§ Exercise objective: Return all lines where the word "Vinh" can be found.

§ Dataset entries:
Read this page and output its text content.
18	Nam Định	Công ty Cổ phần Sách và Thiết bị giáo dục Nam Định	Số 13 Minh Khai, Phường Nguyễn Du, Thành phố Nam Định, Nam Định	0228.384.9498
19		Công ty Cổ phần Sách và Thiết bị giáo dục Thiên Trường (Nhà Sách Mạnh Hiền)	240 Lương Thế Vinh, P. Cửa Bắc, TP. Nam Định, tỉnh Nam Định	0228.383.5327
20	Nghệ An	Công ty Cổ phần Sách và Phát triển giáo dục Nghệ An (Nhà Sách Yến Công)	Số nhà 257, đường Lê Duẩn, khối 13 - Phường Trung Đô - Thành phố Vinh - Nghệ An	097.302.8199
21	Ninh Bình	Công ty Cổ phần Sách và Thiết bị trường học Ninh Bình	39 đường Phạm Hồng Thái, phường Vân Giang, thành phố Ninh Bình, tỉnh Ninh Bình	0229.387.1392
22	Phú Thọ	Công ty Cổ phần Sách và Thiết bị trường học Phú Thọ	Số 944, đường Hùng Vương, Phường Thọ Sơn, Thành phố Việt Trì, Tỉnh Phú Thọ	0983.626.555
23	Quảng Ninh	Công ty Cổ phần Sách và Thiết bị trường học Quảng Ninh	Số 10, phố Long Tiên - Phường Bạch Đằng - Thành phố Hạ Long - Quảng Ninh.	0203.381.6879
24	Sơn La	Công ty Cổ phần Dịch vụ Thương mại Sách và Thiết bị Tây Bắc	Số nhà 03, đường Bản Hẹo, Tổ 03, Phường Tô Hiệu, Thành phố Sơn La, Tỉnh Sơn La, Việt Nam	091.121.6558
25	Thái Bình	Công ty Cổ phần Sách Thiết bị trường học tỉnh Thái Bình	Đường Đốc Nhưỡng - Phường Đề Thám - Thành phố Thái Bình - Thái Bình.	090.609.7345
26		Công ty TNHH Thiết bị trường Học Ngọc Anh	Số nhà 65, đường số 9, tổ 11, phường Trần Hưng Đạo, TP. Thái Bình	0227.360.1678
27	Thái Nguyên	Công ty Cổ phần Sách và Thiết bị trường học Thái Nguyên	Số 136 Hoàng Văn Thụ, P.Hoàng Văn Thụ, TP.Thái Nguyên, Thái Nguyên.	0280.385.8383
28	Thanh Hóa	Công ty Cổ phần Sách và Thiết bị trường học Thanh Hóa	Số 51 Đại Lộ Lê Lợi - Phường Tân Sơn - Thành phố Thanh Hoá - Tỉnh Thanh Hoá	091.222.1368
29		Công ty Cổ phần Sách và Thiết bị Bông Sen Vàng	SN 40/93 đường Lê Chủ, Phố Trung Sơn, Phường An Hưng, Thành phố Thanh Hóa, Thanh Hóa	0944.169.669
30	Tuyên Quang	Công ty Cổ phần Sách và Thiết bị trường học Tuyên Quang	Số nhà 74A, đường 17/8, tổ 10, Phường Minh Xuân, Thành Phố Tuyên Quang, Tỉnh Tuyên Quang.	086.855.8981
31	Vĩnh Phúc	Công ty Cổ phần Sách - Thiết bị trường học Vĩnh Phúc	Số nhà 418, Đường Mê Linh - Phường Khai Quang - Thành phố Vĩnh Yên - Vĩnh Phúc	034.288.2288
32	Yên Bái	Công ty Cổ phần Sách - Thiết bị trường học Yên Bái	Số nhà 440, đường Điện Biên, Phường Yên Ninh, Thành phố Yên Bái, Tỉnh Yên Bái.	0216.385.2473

§ Expected output:
19		Công ty Cổ phần Sách và Thiết bị giáo dục Thiên Trường (Nhà Sách Mạnh Hiền)	240 Lương Thế Vinh, P. Cửa Bắc, TP. Nam Định, tỉnh Nam Định	0228.383.5327
20	Nghệ An	Công ty Cổ phần Sách và Phát triển giáo dục Nghệ An (Nhà Sách Yến Công)	Số nhà 257, đường Lê Duẩn, khối 13 - Phường Trung Đô - Thành phố Vinh - Nghệ An	097.302.8199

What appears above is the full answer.